-- START OF PASSAGE PROVIDED --

Re: back to the roots
Michel,
I agree that in situations, such as your example, when you are
evaluating a monotonic function over an interval and therefore can use
endpoint evaluation, extra precision can be useful. However, surely,
this is not the general case. It can be a huge mistake to use input
numbers that are only good to 4 or 5 decimal digits of accuracy and then
interpret them as infinitely precise, as Ulrich himself did in his note
about the steam turbine that blew up and killed 6 people.
Cheers,
Bill
P. S. Sorry for the delayed response. I had to recover from a failed
hard drive.
On 6/28/13 2:09 PM, Michel Hack wrote:
George Corliss, replying to Bill Walster's comments on Exact Dot Prouct:
I interpret Bill's point as asking, "If your input is good to three
figures, then your answer is good to about three figures. How does
a infinitely precise arithmetic provide useful information, when you
should not pay any attention to digits 4 and beyond anyway?"
For linear problems, yes. The situation is different for non-linear
cases. If I take a square root, my relative precision actually improves
and I might get twice as many significant digits as in my input. Now
consider an algorithm that iteratively takes square roots followed by
an unwinding loop that effectively squares the results until it delivers
my answer. If I don't have VERY high precision at the deeper levels, I
will end up with ENTIRE as the best-known enclosure.

-- END OF PASSAGE PROVIDED --

__TASK SET__.
A – In the email about arithmetic precision, what does taking a square root do to relative precision?
B – Resume the email about arithmetic precision, picking up right after its last sentence.

-- START OF GIVEN INFORMATION --

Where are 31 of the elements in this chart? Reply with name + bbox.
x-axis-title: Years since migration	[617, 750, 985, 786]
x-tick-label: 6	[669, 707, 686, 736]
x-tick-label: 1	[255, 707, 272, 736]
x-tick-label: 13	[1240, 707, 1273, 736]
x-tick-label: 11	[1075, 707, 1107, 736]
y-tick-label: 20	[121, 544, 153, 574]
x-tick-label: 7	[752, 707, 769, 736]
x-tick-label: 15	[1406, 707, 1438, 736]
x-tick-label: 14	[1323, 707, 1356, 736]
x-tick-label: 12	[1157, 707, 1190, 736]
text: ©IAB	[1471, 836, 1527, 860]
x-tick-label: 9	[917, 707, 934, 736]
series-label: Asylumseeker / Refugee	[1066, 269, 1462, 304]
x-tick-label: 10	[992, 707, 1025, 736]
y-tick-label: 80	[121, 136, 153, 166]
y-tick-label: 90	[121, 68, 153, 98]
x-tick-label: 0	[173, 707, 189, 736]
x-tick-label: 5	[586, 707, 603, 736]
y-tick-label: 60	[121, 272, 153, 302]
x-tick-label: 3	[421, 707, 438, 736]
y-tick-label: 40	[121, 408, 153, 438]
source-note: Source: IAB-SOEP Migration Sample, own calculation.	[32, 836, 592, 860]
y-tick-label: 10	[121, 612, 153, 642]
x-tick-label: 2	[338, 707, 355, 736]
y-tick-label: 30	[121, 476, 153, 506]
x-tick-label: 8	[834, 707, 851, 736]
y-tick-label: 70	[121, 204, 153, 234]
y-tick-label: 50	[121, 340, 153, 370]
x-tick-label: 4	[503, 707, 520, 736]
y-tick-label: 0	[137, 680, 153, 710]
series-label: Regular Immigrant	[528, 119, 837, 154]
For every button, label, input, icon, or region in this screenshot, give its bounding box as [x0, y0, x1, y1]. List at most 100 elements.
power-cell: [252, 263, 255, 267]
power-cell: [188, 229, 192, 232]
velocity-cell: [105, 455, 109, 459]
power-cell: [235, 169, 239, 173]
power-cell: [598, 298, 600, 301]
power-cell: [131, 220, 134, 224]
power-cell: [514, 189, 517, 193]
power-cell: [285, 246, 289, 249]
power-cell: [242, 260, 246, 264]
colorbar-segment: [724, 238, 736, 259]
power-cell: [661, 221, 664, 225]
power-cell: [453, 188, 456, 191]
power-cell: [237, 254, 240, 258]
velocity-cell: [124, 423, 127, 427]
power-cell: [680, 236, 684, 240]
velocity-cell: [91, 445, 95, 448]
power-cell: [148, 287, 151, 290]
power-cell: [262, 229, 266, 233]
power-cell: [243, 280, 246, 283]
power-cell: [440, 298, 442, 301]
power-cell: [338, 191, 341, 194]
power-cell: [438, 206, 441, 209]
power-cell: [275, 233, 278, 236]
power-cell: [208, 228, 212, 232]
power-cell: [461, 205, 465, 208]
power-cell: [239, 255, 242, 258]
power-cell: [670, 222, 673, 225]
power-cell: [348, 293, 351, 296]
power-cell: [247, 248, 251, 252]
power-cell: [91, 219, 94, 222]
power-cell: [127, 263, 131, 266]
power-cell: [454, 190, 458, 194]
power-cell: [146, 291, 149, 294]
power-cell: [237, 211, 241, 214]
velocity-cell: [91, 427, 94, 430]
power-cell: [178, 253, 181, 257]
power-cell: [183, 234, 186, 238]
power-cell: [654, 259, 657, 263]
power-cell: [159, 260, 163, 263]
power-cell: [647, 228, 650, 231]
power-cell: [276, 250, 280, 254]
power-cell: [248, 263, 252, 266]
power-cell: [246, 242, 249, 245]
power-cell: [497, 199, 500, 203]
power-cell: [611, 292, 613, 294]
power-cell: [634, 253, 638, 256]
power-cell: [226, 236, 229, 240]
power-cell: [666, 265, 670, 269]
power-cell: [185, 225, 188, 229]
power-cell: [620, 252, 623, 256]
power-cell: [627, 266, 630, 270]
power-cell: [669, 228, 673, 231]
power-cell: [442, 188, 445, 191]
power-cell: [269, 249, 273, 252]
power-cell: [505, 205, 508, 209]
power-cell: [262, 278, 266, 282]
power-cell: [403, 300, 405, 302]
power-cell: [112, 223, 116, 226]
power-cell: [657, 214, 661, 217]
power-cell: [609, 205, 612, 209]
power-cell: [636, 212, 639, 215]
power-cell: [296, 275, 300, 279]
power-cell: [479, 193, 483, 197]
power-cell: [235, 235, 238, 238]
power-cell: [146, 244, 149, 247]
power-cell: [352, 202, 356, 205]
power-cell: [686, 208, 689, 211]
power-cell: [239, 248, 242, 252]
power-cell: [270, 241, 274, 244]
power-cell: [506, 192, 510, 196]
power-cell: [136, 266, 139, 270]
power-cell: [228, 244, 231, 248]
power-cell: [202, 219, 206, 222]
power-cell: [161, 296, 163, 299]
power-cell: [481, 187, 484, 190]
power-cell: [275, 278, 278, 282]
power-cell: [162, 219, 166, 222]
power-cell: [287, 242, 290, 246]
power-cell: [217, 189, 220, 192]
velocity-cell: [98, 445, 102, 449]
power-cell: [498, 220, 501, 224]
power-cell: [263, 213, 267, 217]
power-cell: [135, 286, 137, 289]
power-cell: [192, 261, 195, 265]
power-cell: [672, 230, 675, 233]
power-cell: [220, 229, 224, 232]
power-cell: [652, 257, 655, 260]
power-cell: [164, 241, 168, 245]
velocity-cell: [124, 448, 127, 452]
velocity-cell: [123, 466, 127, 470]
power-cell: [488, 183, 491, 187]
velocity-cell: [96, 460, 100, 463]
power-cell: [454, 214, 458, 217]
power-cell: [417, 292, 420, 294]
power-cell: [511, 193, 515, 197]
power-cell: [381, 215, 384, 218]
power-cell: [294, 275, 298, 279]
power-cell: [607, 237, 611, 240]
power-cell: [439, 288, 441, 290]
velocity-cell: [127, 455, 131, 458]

-- END OF GIVEN INFORMATION --

__SET OF ANSWERS__.
A – It improves it, possibly giving twice as many significant digits as the input.

B –
The EDP may be capable of dealing with these situations.
Michel.
---Sent: 2013-06-28 21:25:11 UTC
On 6/28/13 2:09 PM, Michel Hack wrote:
George Corliss, replying to Bill Walster's comments on Exact Dot Prouct:
I interpret Bill's point as asking, "If your input is good to three
figures, then your answer is good to about three figures. How does
a infinitely precise arithmetic provide useful information, when you
should not pay any attention to digits 4 and beyond anyway?"
For linear problems, yes. The situation is different for non-linear
cases. If I take a square root, my relative precision actually improves
and I might get twice as many significant digits as in my input. Now
consider an algorithm that iteratively takes square roots followed by
an unwinding loop that effectively squares the results until it delivers
my answer. If I don't have VERY high precision at the deeper levels, I
will end up with ENTIRE as the best-known enclosure.
The EDP may be capable of dealing with these situations.
Michel.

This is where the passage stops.